Brief:
Work out how many lines hold "JSON". Give the number and nothing else.

Recorded information:
= = =
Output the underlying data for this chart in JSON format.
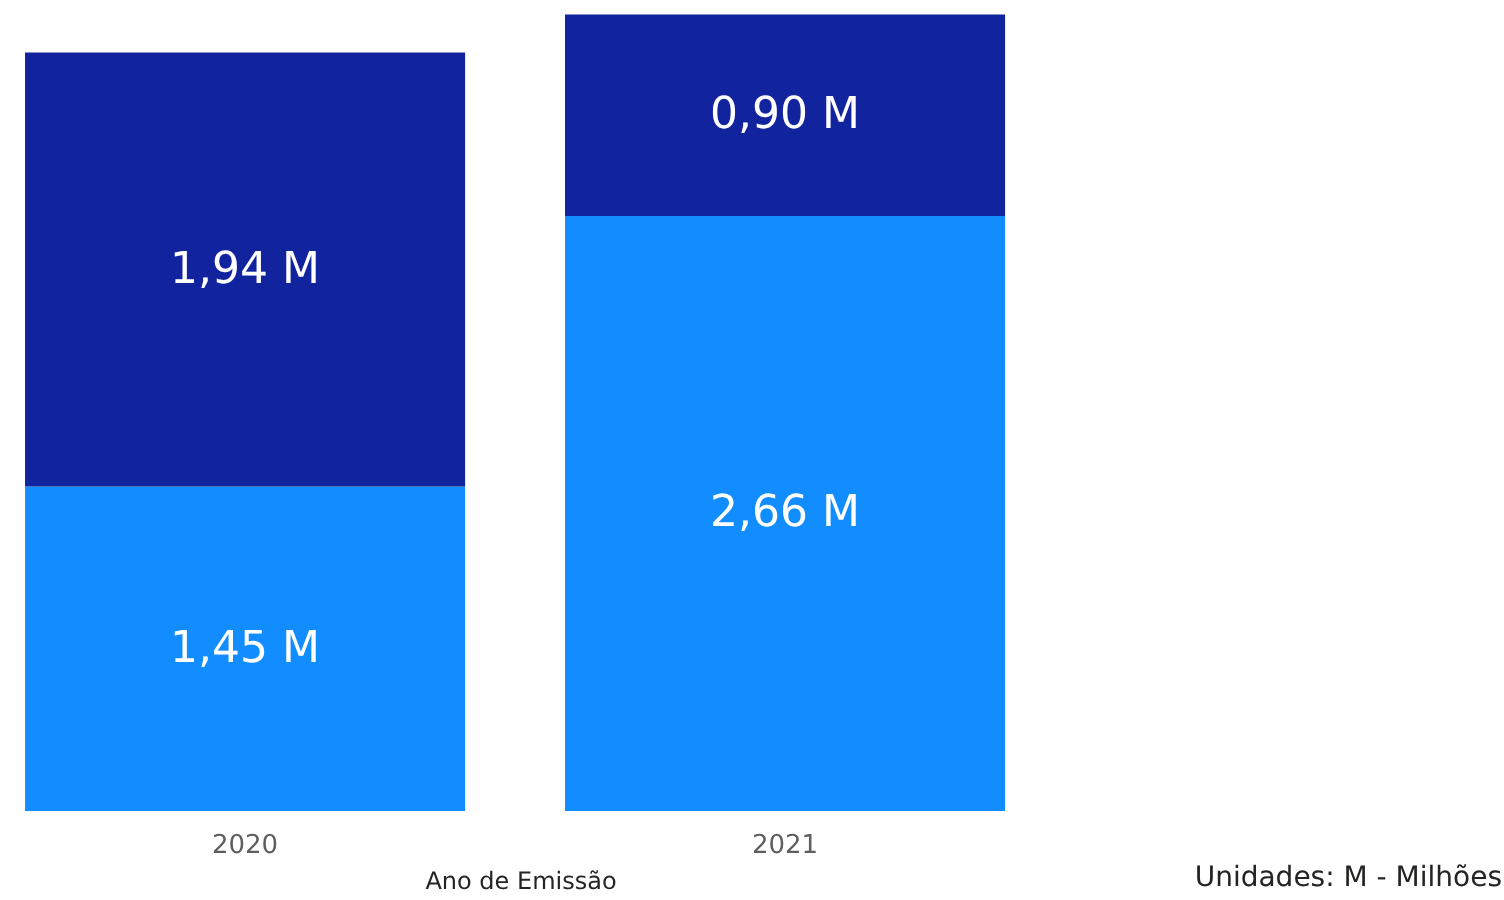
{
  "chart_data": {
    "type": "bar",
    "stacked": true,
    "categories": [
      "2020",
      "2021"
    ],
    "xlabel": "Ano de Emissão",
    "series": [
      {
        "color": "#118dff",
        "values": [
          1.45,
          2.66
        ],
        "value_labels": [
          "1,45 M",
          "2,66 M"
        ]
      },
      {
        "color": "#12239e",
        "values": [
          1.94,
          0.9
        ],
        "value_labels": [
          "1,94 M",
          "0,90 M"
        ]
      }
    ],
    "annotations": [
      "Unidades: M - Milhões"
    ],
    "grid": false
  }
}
= = =
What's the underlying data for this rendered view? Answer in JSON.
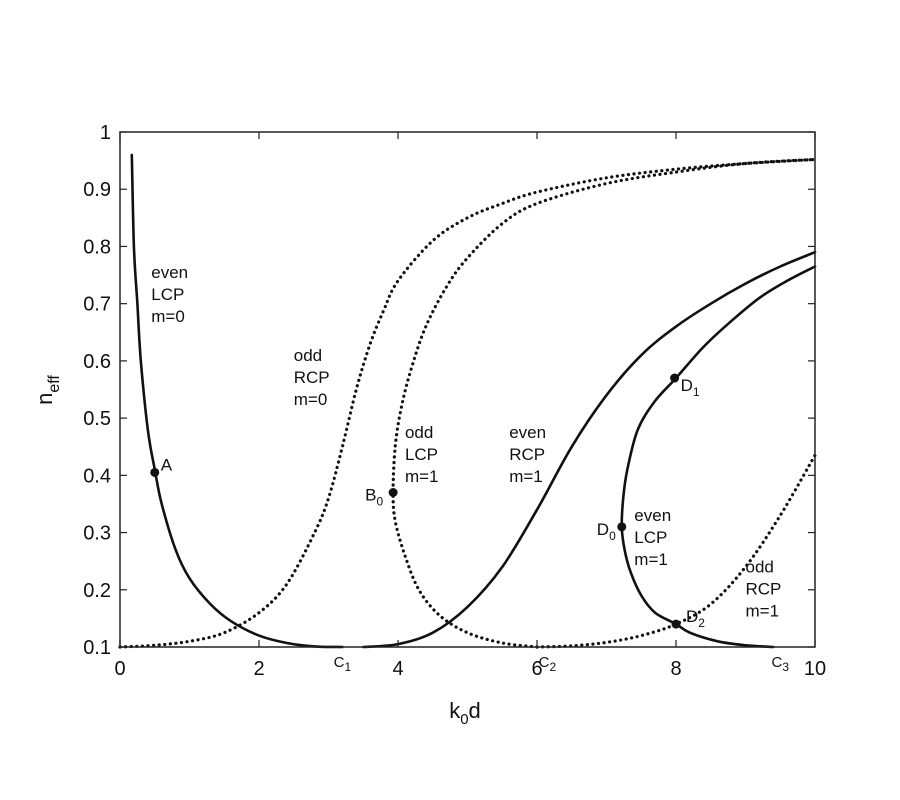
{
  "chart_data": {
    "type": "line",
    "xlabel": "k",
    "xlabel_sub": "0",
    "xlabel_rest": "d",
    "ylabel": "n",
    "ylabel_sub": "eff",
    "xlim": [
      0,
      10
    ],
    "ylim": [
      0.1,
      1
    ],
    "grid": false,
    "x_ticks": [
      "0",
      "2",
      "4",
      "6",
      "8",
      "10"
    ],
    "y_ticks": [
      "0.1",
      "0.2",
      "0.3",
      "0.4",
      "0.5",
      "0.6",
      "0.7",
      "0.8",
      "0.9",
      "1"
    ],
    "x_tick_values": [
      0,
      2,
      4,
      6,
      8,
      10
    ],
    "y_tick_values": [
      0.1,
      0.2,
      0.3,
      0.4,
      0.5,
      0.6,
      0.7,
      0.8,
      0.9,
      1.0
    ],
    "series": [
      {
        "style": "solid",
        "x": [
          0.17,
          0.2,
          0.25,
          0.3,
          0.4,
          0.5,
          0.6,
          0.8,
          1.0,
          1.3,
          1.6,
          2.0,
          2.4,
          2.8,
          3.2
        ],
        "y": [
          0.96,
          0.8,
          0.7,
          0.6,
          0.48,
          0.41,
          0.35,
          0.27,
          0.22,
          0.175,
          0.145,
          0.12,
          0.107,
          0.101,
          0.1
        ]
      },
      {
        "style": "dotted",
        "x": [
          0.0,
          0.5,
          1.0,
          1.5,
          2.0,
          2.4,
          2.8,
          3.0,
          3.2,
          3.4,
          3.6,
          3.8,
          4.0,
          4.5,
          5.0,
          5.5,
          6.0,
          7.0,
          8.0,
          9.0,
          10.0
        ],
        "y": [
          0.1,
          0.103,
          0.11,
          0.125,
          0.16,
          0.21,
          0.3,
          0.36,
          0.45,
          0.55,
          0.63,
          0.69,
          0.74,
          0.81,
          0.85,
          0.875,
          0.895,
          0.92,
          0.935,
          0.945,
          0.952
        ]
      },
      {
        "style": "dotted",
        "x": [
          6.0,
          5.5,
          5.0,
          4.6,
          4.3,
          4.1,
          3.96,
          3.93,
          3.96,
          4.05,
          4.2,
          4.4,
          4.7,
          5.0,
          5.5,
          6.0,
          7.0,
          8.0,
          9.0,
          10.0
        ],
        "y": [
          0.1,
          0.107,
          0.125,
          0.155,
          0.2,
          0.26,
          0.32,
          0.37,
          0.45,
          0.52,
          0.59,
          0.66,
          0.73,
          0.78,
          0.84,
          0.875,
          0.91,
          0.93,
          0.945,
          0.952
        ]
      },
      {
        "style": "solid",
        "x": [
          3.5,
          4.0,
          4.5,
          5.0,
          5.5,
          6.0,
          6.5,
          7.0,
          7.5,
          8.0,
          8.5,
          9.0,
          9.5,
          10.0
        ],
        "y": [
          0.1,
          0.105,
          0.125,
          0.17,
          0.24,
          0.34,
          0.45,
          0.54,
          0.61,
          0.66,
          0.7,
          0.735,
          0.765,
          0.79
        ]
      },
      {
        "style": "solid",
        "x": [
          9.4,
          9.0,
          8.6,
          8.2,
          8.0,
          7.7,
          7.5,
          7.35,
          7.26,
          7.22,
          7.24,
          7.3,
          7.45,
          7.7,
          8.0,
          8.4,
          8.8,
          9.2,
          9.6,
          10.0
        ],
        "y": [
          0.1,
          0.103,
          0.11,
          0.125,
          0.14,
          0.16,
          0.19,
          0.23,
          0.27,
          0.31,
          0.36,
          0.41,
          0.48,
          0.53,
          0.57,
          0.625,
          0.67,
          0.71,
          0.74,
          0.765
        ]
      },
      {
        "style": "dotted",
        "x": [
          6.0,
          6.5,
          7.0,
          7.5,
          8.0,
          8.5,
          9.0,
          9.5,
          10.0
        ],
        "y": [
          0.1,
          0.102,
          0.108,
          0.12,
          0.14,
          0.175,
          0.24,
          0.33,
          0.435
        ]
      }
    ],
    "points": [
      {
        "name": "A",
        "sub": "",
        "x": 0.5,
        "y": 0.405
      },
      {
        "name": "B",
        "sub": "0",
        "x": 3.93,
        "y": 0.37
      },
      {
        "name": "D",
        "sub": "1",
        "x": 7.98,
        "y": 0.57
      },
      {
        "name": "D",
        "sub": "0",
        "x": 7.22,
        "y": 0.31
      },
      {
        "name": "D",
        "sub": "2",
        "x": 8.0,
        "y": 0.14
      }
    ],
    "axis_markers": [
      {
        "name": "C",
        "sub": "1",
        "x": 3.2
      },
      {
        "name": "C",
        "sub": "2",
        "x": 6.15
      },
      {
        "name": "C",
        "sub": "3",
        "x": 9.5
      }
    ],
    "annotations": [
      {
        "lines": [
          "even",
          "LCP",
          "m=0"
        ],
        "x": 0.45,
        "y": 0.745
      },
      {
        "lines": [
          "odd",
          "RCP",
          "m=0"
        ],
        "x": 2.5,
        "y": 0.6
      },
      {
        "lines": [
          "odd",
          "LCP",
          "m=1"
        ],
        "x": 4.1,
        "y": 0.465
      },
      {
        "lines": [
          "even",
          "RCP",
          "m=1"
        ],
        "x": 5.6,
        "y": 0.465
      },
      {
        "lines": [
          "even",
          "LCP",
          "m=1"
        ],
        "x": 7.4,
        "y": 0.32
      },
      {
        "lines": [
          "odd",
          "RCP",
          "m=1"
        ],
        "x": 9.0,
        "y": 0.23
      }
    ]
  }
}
= = =
Exercise solution:
2